**Written request**
For every line in the data below that contains "develop", copy the line.

---- Listed records

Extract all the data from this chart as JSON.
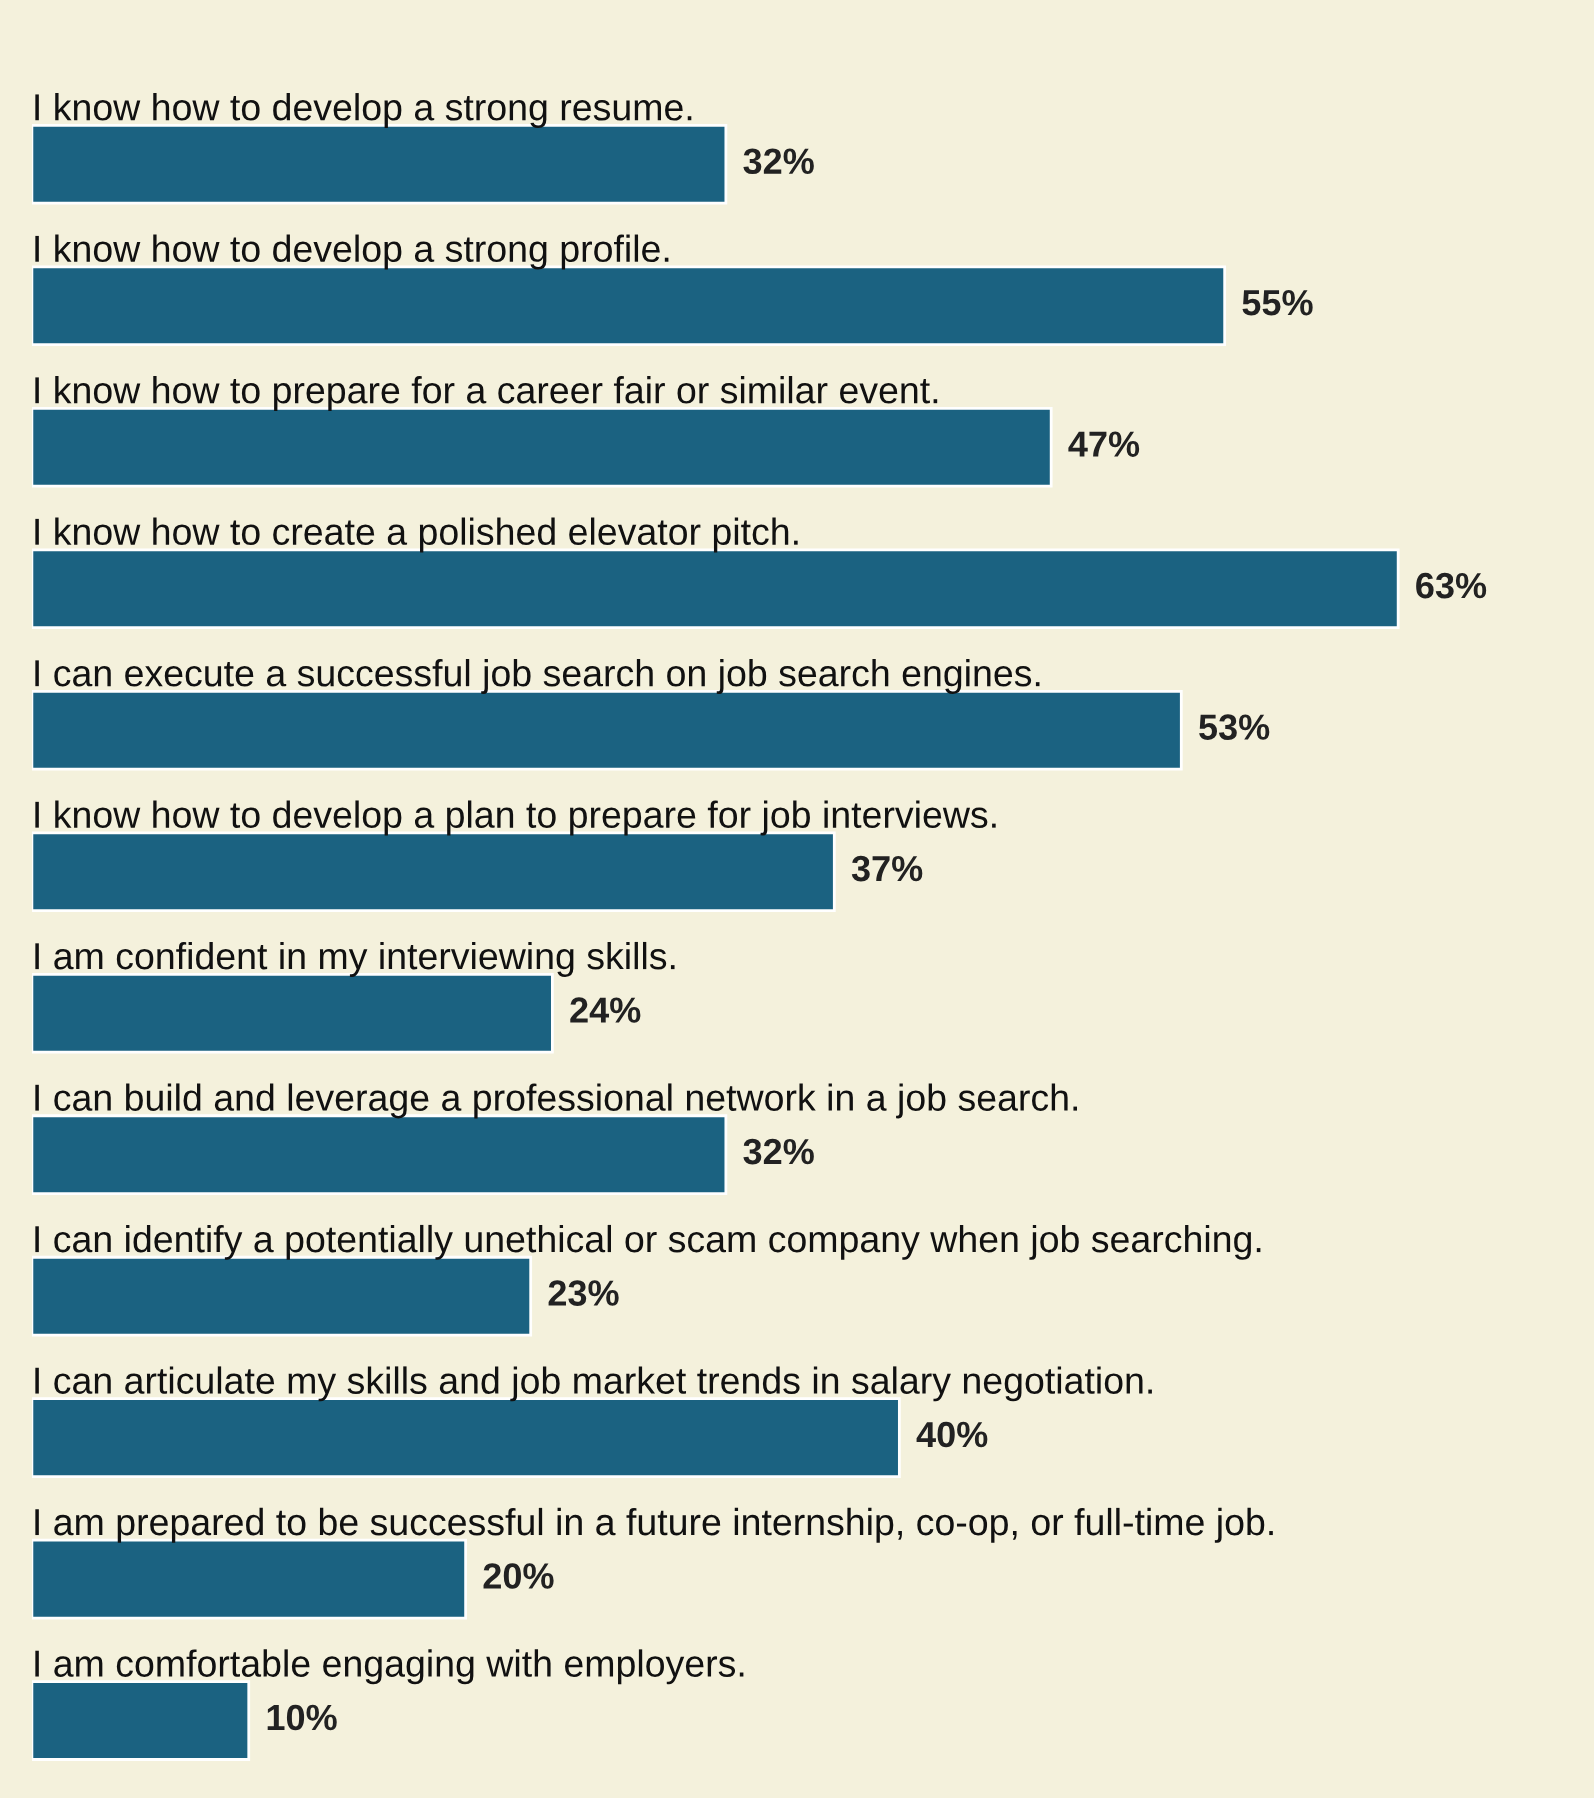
{
  "chart_data": {
    "type": "bar",
    "orientation": "horizontal",
    "value_labels": [
      "32%",
      "55%",
      "47%",
      "63%",
      "53%",
      "37%",
      "24%",
      "32%",
      "23%",
      "40%",
      "20%",
      "10%"
    ],
    "categories": [
      "I know how to develop a strong resume.",
      "I know how to develop a strong profile.",
      "I know how to prepare for a career fair or similar event.",
      "I know how to create a polished elevator pitch.",
      "I can execute a successful job search on job search engines.",
      "I know how to develop a plan to prepare for job interviews.",
      "I am confident in my interviewing skills.",
      "I can build and leverage a professional network in a job search.",
      "I can identify a potentially unethical or scam company when job searching.",
      "I can articulate my skills and job market trends in salary negotiation.",
      "I am prepared to be successful in a future internship, co-op, or full-time job.",
      "I am comfortable engaging with employers."
    ],
    "values": [
      32,
      55,
      47,
      63,
      53,
      37,
      24,
      32,
      23,
      40,
      20,
      10
    ],
    "color": "#1b6281"
  }
}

--------

**Written answer**
      "I know how to develop a strong resume.",
      "I know how to develop a strong profile.",
      "I know how to develop a plan to prepare for job interviews.",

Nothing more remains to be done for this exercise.